:: SUPPLIED ENTRIES
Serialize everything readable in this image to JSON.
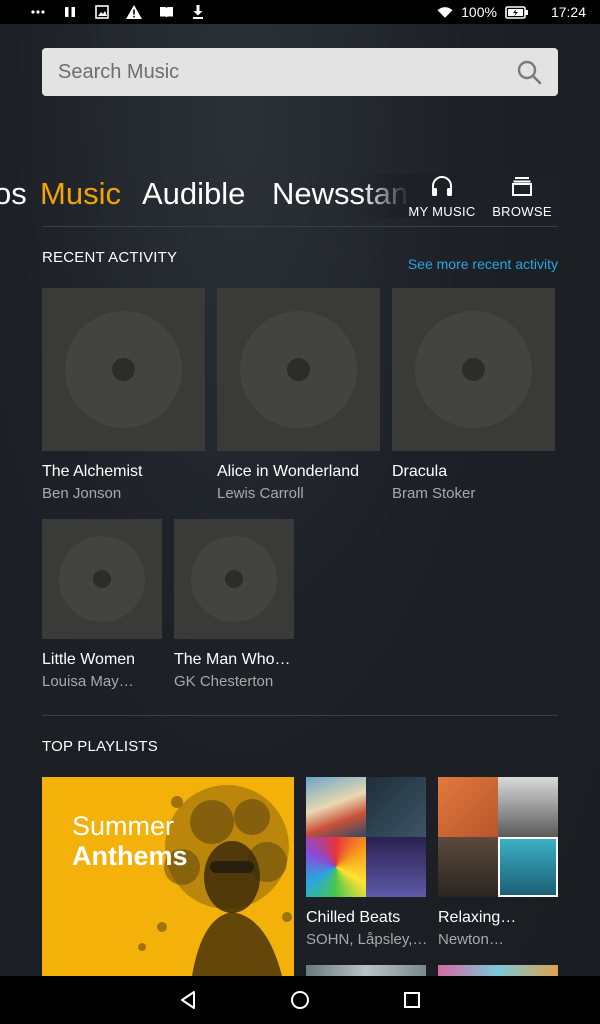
{
  "status_bar": {
    "battery": "100%",
    "time": "17:24"
  },
  "search": {
    "placeholder": "Search Music"
  },
  "tabs": {
    "partial_left": "os",
    "music": "Music",
    "audible": "Audible",
    "newsstand": "Newsstan"
  },
  "nav_buttons": {
    "my_music": "MY MUSIC",
    "browse": "BROWSE"
  },
  "recent_activity": {
    "title": "RECENT ACTIVITY",
    "see_more": "See more recent activity",
    "items": [
      {
        "title": "The Alchemist",
        "author": "Ben Jonson"
      },
      {
        "title": "Alice in Wonderland",
        "author": "Lewis Carroll"
      },
      {
        "title": "Dracula",
        "author": "Bram Stoker"
      },
      {
        "title": "Little Women",
        "author": "Louisa May…"
      },
      {
        "title": "The Man Who…",
        "author": "GK Chesterton"
      }
    ]
  },
  "top_playlists": {
    "title": "TOP PLAYLISTS",
    "featured": {
      "line1": "Summer",
      "line2": "Anthems"
    },
    "items": [
      {
        "title": "Chilled Beats",
        "artists": "SOHN, Låpsley,…"
      },
      {
        "title": "Relaxing…",
        "artists": "Newton…"
      }
    ]
  },
  "colors": {
    "accent": "#f0a500",
    "link": "#2aa5e0",
    "background": "#1b1f24"
  }
}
::::
Without the pictures, write out the whole listing above exactly as it appears.

Serialize everything readable in this image to JSON.
{
  "status_bar": {
    "battery": "100%",
    "time": "17:24"
  },
  "search": {
    "placeholder": "Search Music"
  },
  "tabs": {
    "partial_left": "os",
    "music": "Music",
    "audible": "Audible",
    "newsstand": "Newsstan"
  },
  "nav_buttons": {
    "my_music": "MY MUSIC",
    "browse": "BROWSE"
  },
  "recent_activity": {
    "title": "RECENT ACTIVITY",
    "see_more": "See more recent activity",
    "items": [
      {
        "title": "The Alchemist",
        "author": "Ben Jonson"
      },
      {
        "title": "Alice in Wonderland",
        "author": "Lewis Carroll"
      },
      {
        "title": "Dracula",
        "author": "Bram Stoker"
      },
      {
        "title": "Little Women",
        "author": "Louisa May…"
      },
      {
        "title": "The Man Who…",
        "author": "GK Chesterton"
      }
    ]
  },
  "top_playlists": {
    "title": "TOP PLAYLISTS",
    "featured": {
      "line1": "Summer",
      "line2": "Anthems"
    },
    "items": [
      {
        "title": "Chilled Beats",
        "artists": "SOHN, Låpsley,…"
      },
      {
        "title": "Relaxing…",
        "artists": "Newton…"
      }
    ]
  },
  "colors": {
    "accent": "#f0a500",
    "link": "#2aa5e0",
    "background": "#1b1f24"
  }
}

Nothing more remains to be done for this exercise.